* _SET EXERCISE_: What you return should match every record exactly, with the images removed.
[START OF EXERCISE DATA]
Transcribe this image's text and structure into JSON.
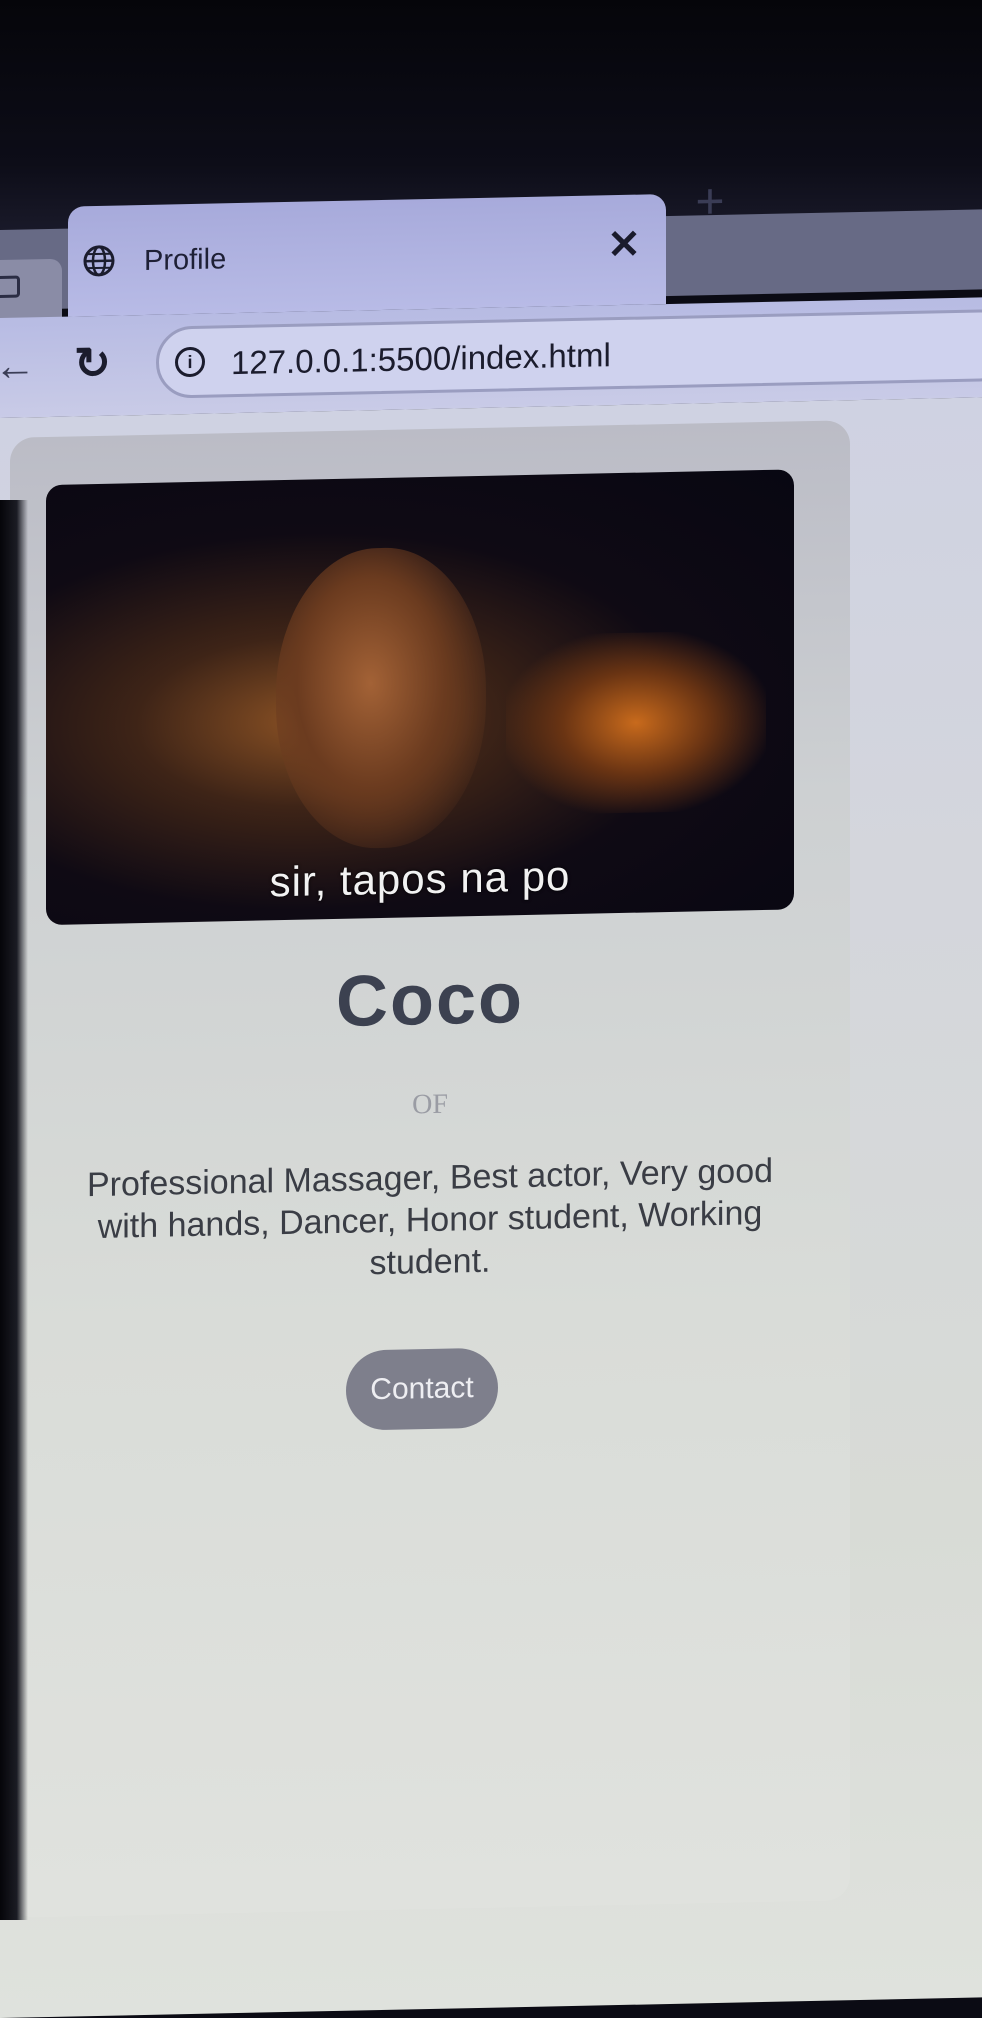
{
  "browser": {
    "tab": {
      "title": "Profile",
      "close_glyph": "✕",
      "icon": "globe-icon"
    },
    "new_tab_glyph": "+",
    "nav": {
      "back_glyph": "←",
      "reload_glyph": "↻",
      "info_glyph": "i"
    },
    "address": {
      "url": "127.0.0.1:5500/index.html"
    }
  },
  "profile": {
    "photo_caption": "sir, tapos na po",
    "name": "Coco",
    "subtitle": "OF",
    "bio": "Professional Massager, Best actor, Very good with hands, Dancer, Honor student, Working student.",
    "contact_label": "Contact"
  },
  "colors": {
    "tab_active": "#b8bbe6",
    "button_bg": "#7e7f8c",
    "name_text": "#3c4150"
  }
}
[END OF EXERCISE DATA]
* _THE OUTPUT_:
Transcribe this image's text and structure into JSON.
{
  "browser": {
    "tab": {
      "title": "Profile",
      "close_glyph": "✕",
      "icon": "globe-icon"
    },
    "new_tab_glyph": "+",
    "nav": {
      "back_glyph": "←",
      "reload_glyph": "↻",
      "info_glyph": "i"
    },
    "address": {
      "url": "127.0.0.1:5500/index.html"
    }
  },
  "profile": {
    "photo_caption": "sir, tapos na po",
    "name": "Coco",
    "subtitle": "OF",
    "bio": "Professional Massager, Best actor, Very good with hands, Dancer, Honor student, Working student.",
    "contact_label": "Contact"
  },
  "colors": {
    "tab_active": "#b8bbe6",
    "button_bg": "#7e7f8c",
    "name_text": "#3c4150"
  }
}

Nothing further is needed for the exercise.